Instructions to follow – Each record is to be transcribed exactly.

Information shown –

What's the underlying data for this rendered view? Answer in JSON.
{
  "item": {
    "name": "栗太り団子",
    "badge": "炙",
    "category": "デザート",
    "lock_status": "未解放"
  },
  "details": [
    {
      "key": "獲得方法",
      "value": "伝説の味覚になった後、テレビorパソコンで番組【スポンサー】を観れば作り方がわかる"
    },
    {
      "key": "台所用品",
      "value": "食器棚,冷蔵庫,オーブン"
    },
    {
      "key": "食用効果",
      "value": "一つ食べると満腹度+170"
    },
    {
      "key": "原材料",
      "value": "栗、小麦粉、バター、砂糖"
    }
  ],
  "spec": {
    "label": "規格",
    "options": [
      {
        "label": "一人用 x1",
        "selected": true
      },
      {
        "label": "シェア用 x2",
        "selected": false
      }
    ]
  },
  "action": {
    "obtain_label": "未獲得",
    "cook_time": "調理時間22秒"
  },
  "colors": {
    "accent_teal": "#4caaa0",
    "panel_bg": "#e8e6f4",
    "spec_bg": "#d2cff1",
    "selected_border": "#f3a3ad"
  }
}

Exercise solution –
What's the underlying data for this rendered view? Answer in JSON.
{
  "item": {
    "name": "栗太り団子",
    "badge": "炙",
    "category": "デザート",
    "lock_status": "未解放"
  },
  "details": [
    {
      "key": "獲得方法",
      "value": "伝説の味覚になった後、テレビorパソコンで番組【スポンサー】を観れば作り方がわかる"
    },
    {
      "key": "台所用品",
      "value": "食器棚,冷蔵庫,オーブン"
    },
    {
      "key": "食用効果",
      "value": "一つ食べると満腹度+170"
    },
    {
      "key": "原材料",
      "value": "栗、小麦粉、バター、砂糖"
    }
  ],
  "spec": {
    "label": "規格",
    "options": [
      {
        "label": "一人用 x1",
        "selected": true
      },
      {
        "label": "シェア用 x2",
        "selected": false
      }
    ]
  },
  "action": {
    "obtain_label": "未獲得",
    "cook_time": "調理時間22秒"
  },
  "colors": {
    "accent_teal": "#4caaa0",
    "panel_bg": "#e8e6f4",
    "spec_bg": "#d2cff1",
    "selected_border": "#f3a3ad"
  }
}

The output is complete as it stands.